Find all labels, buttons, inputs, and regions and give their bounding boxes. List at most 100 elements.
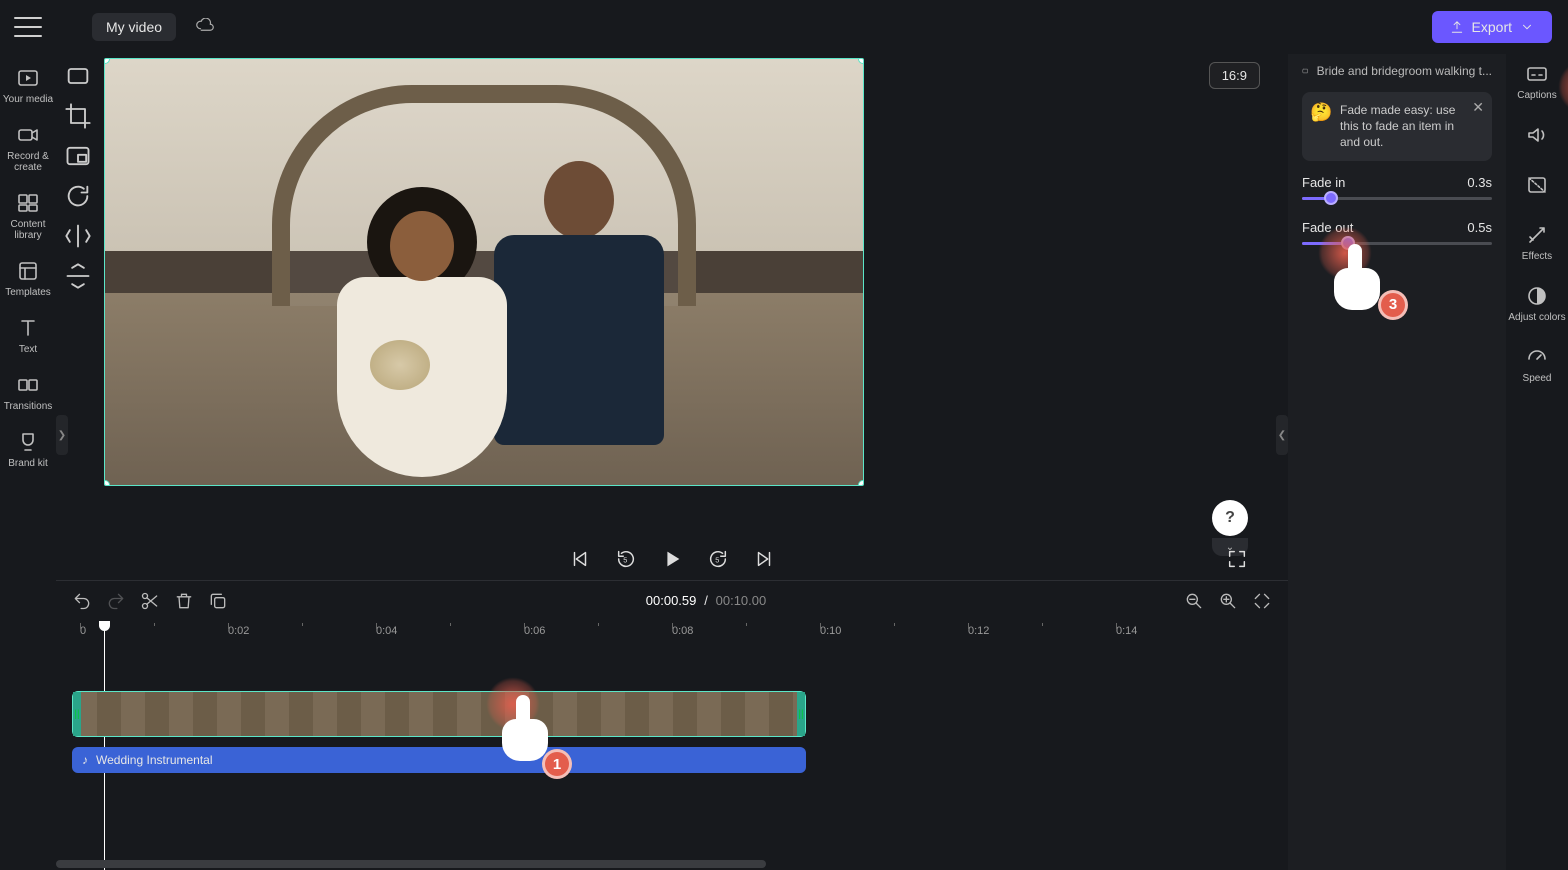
- timeline-ruler[interactable]: 0 0:02 0:04 0:06 0:08 0:10 0:12 0:14: [76, 625, 1272, 647]
- video-frame-mock: [105, 59, 863, 485]
- skip-back-button[interactable]: 5: [615, 548, 637, 570]
- sidebar-item-label: Templates: [5, 287, 51, 298]
- help-button[interactable]: ?: [1212, 500, 1248, 536]
- duplicate-button[interactable]: [208, 591, 228, 611]
- flip-vertical-tool[interactable]: [64, 262, 92, 290]
- rail-item-captions[interactable]: Captions: [1517, 62, 1556, 101]
- rail-item-label: Captions: [1517, 90, 1556, 101]
- zoom-in-button[interactable]: [1218, 591, 1238, 611]
- left-sidebar: Your media Record & create Content libra…: [0, 54, 56, 870]
- selected-clip-title: Bride and bridegroom walking t...: [1302, 64, 1492, 78]
- fade-in-slider[interactable]: [1302, 190, 1492, 206]
- undo-button[interactable]: [72, 591, 92, 611]
- transitions-icon: [16, 373, 40, 397]
- sidebar-item-label: Record & create: [0, 151, 56, 173]
- audio-clip[interactable]: ♪ Wedding Instrumental: [72, 747, 806, 773]
- music-note-icon: ♪: [82, 753, 88, 767]
- fade-out-label: Fade out: [1302, 220, 1353, 235]
- time-display: 00:00.59 / 00:10.00: [646, 593, 766, 609]
- fullscreen-button[interactable]: [1226, 548, 1248, 570]
- rotate-tool[interactable]: [64, 182, 92, 210]
- sidebar-item-label: Your media: [3, 94, 53, 105]
- rail-item-label: Speed: [1523, 373, 1552, 384]
- sidebar-item-label: Brand kit: [8, 458, 47, 469]
- camera-icon: [16, 123, 40, 147]
- clip-icon: [1302, 64, 1309, 78]
- expand-right-panel[interactable]: ❮: [1276, 415, 1288, 455]
- rail-item-fade[interactable]: [1525, 173, 1549, 201]
- rail-item-label: Effects: [1522, 251, 1552, 262]
- delete-button[interactable]: [174, 591, 194, 611]
- play-button[interactable]: [661, 548, 683, 570]
- sidebar-item-transitions[interactable]: Transitions: [4, 373, 53, 412]
- ruler-tick: 0:06: [524, 625, 545, 637]
- pip-tool[interactable]: [64, 142, 92, 170]
- sidebar-item-label: Content library: [0, 219, 56, 241]
- clip-trim-right[interactable]: ||: [797, 692, 805, 736]
- preview-canvas[interactable]: [104, 58, 864, 486]
- rail-item-speed[interactable]: Speed: [1523, 345, 1552, 384]
- redo-button[interactable]: [106, 591, 126, 611]
- audio-icon: [1525, 123, 1549, 147]
- chevron-down-icon: [1520, 20, 1534, 34]
- sidebar-item-record-create[interactable]: Record & create: [0, 123, 56, 173]
- skip-forward-button[interactable]: 5: [707, 548, 729, 570]
- aspect-ratio-selector[interactable]: 16:9: [1209, 62, 1260, 89]
- ruler-tick: 0:02: [228, 625, 249, 637]
- export-button-label: Export: [1472, 19, 1512, 35]
- media-icon: [16, 66, 40, 90]
- resize-handle-br[interactable]: [858, 480, 864, 486]
- sidebar-item-text[interactable]: Text: [16, 316, 40, 355]
- export-button[interactable]: Export: [1432, 11, 1552, 43]
- sidebar-item-label: Transitions: [4, 401, 53, 412]
- clip-trim-left[interactable]: ||: [73, 692, 81, 736]
- svg-text:5: 5: [623, 556, 627, 565]
- close-tip-button[interactable]: ✕: [1472, 98, 1484, 117]
- sidebar-item-content-library[interactable]: Content library: [0, 191, 56, 241]
- fade-in-label: Fade in: [1302, 175, 1345, 190]
- audio-clip-label: Wedding Instrumental: [96, 753, 213, 767]
- fit-tool[interactable]: [64, 62, 92, 90]
- sidebar-item-templates[interactable]: Templates: [5, 259, 51, 298]
- next-clip-button[interactable]: [753, 548, 775, 570]
- fade-out-value: 0.5s: [1467, 220, 1492, 235]
- ruler-tick: 0:14: [1116, 625, 1137, 637]
- text-icon: [16, 316, 40, 340]
- audio-track: ♪ Wedding Instrumental: [72, 747, 1272, 773]
- effects-icon: [1525, 223, 1549, 247]
- transport-controls: 5 5: [56, 540, 1288, 580]
- captions-icon: [1525, 62, 1549, 86]
- fade-icon: [1525, 173, 1549, 197]
- fade-tip-card: 🤔 Fade made easy: use this to fade an it…: [1302, 92, 1492, 161]
- templates-icon: [16, 259, 40, 283]
- fade-out-slider[interactable]: [1302, 235, 1492, 251]
- playhead[interactable]: [104, 621, 105, 870]
- timeline-scrollbar[interactable]: [56, 860, 766, 868]
- fade-tip-text: Fade made easy: use this to fade an item…: [1340, 103, 1455, 149]
- ruler-tick: 0:12: [968, 625, 989, 637]
- rail-item-audio[interactable]: [1525, 123, 1549, 151]
- zoom-out-button[interactable]: [1184, 591, 1204, 611]
- thinking-face-icon: 🤔: [1310, 100, 1332, 124]
- sidebar-item-brand-kit[interactable]: Brand kit: [8, 430, 47, 469]
- canvas-toolbar: [56, 54, 100, 540]
- rail-item-adjust-colors[interactable]: Adjust colors: [1508, 284, 1565, 323]
- fade-in-value: 0.3s: [1467, 175, 1492, 190]
- cloud-sync-icon: [196, 18, 214, 37]
- speed-icon: [1525, 345, 1549, 369]
- prev-clip-button[interactable]: [569, 548, 591, 570]
- tutorial-badge-3: 3: [1378, 290, 1408, 320]
- crop-tool[interactable]: [64, 102, 92, 130]
- ruler-tick: 0: [80, 625, 86, 637]
- fit-timeline-button[interactable]: [1252, 591, 1272, 611]
- video-clip[interactable]: || ||: [72, 691, 806, 737]
- flip-horizontal-tool[interactable]: [64, 222, 92, 250]
- sidebar-item-your-media[interactable]: Your media: [3, 66, 53, 105]
- split-button[interactable]: [140, 591, 160, 611]
- rail-item-label: Adjust colors: [1508, 312, 1565, 323]
- menu-button[interactable]: [14, 17, 42, 37]
- project-title[interactable]: My video: [92, 13, 176, 41]
- sidebar-item-label: Text: [19, 344, 37, 355]
- ruler-tick: 0:10: [820, 625, 841, 637]
- rail-item-effects[interactable]: Effects: [1522, 223, 1552, 262]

__What is expected__: Write out all of the data above word for word, leaving out the pictures.

__The completed task__:
Find all labels, buttons, inputs, and regions and give their bounding boxes. List at most 100 elements.
- timeline-ruler[interactable]: 0 0:02 0:04 0:06 0:08 0:10 0:12 0:14: [76, 625, 1272, 647]
- video-frame-mock: [105, 59, 863, 485]
- skip-back-button[interactable]: 5: [615, 548, 637, 570]
- sidebar-item-label: Templates: [5, 287, 51, 298]
- help-button[interactable]: ?: [1212, 500, 1248, 536]
- duplicate-button[interactable]: [208, 591, 228, 611]
- flip-vertical-tool[interactable]: [64, 262, 92, 290]
- rail-item-captions[interactable]: Captions: [1517, 62, 1556, 101]
- rail-item-label: Captions: [1517, 90, 1556, 101]
- zoom-in-button[interactable]: [1218, 591, 1238, 611]
- left-sidebar: Your media Record & create Content libra…: [0, 54, 56, 870]
- selected-clip-title: Bride and bridegroom walking t...: [1302, 64, 1492, 78]
- fade-in-slider[interactable]: [1302, 190, 1492, 206]
- undo-button[interactable]: [72, 591, 92, 611]
- transitions-icon: [16, 373, 40, 397]
- sidebar-item-label: Record & create: [0, 151, 56, 173]
- audio-clip[interactable]: ♪ Wedding Instrumental: [72, 747, 806, 773]
- music-note-icon: ♪: [82, 753, 88, 767]
- fade-out-label: Fade out: [1302, 220, 1353, 235]
- time-display: 00:00.59 / 00:10.00: [646, 593, 766, 609]
- fullscreen-button[interactable]: [1226, 548, 1248, 570]
- rotate-tool[interactable]: [64, 182, 92, 210]
- sidebar-item-label: Your media: [3, 94, 53, 105]
- rail-item-label: Speed: [1523, 373, 1552, 384]
- sidebar-item-label: Brand kit: [8, 458, 47, 469]
- camera-icon: [16, 123, 40, 147]
- clip-icon: [1302, 64, 1309, 78]
- expand-right-panel[interactable]: ❮: [1276, 415, 1288, 455]
- rail-item-fade[interactable]: [1525, 173, 1549, 201]
- rail-item-label: Effects: [1522, 251, 1552, 262]
- delete-button[interactable]: [174, 591, 194, 611]
- play-button[interactable]: [661, 548, 683, 570]
- sidebar-item-transitions[interactable]: Transitions: [4, 373, 53, 412]
- ruler-tick: 0:06: [524, 625, 545, 637]
- pip-tool[interactable]: [64, 142, 92, 170]
- sidebar-item-label: Content library: [0, 219, 56, 241]
- clip-trim-right[interactable]: ||: [797, 692, 805, 736]
- preview-canvas[interactable]: [104, 58, 864, 486]
- rail-item-speed[interactable]: Speed: [1523, 345, 1552, 384]
- redo-button[interactable]: [106, 591, 126, 611]
- audio-icon: [1525, 123, 1549, 147]
- chevron-down-icon: [1520, 20, 1534, 34]
- sidebar-item-record-create[interactable]: Record & create: [0, 123, 56, 173]
- skip-forward-button[interactable]: 5: [707, 548, 729, 570]
- aspect-ratio-selector[interactable]: 16:9: [1209, 62, 1260, 89]
- ruler-tick: 0:02: [228, 625, 249, 637]
- export-button-label: Export: [1472, 19, 1512, 35]
- media-icon: [16, 66, 40, 90]
- resize-handle-br[interactable]: [858, 480, 864, 486]
- sidebar-item-text[interactable]: Text: [16, 316, 40, 355]
- export-button[interactable]: Export: [1432, 11, 1552, 43]
- sidebar-item-label: Transitions: [4, 401, 53, 412]
- clip-trim-left[interactable]: ||: [73, 692, 81, 736]
- svg-text:5: 5: [623, 556, 627, 565]
- close-tip-button[interactable]: ✕: [1472, 98, 1484, 117]
- sidebar-item-content-library[interactable]: Content library: [0, 191, 56, 241]
- fade-in-label: Fade in: [1302, 175, 1345, 190]
- audio-clip-label: Wedding Instrumental: [96, 753, 213, 767]
- fit-tool[interactable]: [64, 62, 92, 90]
- sidebar-item-templates[interactable]: Templates: [5, 259, 51, 298]
- next-clip-button[interactable]: [753, 548, 775, 570]
- fade-out-value: 0.5s: [1467, 220, 1492, 235]
- ruler-tick: 0:14: [1116, 625, 1137, 637]
- text-icon: [16, 316, 40, 340]
- audio-track: ♪ Wedding Instrumental: [72, 747, 1272, 773]
- effects-icon: [1525, 223, 1549, 247]
- transport-controls: 5 5: [56, 540, 1288, 580]
- captions-icon: [1525, 62, 1549, 86]
- fade-icon: [1525, 173, 1549, 197]
- fade-tip-card: 🤔 Fade made easy: use this to fade an it…: [1302, 92, 1492, 161]
- templates-icon: [16, 259, 40, 283]
- fade-out-slider[interactable]: [1302, 235, 1492, 251]
- playhead[interactable]: [104, 621, 105, 870]
- timeline-scrollbar[interactable]: [56, 860, 766, 868]
- fade-tip-text: Fade made easy: use this to fade an item…: [1340, 103, 1455, 149]
- ruler-tick: 0:12: [968, 625, 989, 637]
- rail-item-audio[interactable]: [1525, 123, 1549, 151]
- zoom-out-button[interactable]: [1184, 591, 1204, 611]
- thinking-face-icon: 🤔: [1310, 100, 1332, 124]
- sidebar-item-brand-kit[interactable]: Brand kit: [8, 430, 47, 469]
- canvas-toolbar: [56, 54, 100, 540]
- rail-item-adjust-colors[interactable]: Adjust colors: [1508, 284, 1565, 323]
- fade-in-value: 0.3s: [1467, 175, 1492, 190]
- cloud-sync-icon: [196, 18, 214, 37]
- speed-icon: [1525, 345, 1549, 369]
- prev-clip-button[interactable]: [569, 548, 591, 570]
- tutorial-badge-3: 3: [1378, 290, 1408, 320]
- crop-tool[interactable]: [64, 102, 92, 130]
- ruler-tick: 0: [80, 625, 86, 637]
- fit-timeline-button[interactable]: [1252, 591, 1272, 611]
- video-clip[interactable]: || ||: [72, 691, 806, 737]
- flip-horizontal-tool[interactable]: [64, 222, 92, 250]
- sidebar-item-your-media[interactable]: Your media: [3, 66, 53, 105]
- split-button[interactable]: [140, 591, 160, 611]
- rail-item-label: Adjust colors: [1508, 312, 1565, 323]
- menu-button[interactable]: [14, 17, 42, 37]
- project-title[interactable]: My video: [92, 13, 176, 41]
- sidebar-item-label: Text: [19, 344, 37, 355]
- ruler-tick: 0:10: [820, 625, 841, 637]
- rail-item-effects[interactable]: Effects: [1522, 223, 1552, 262]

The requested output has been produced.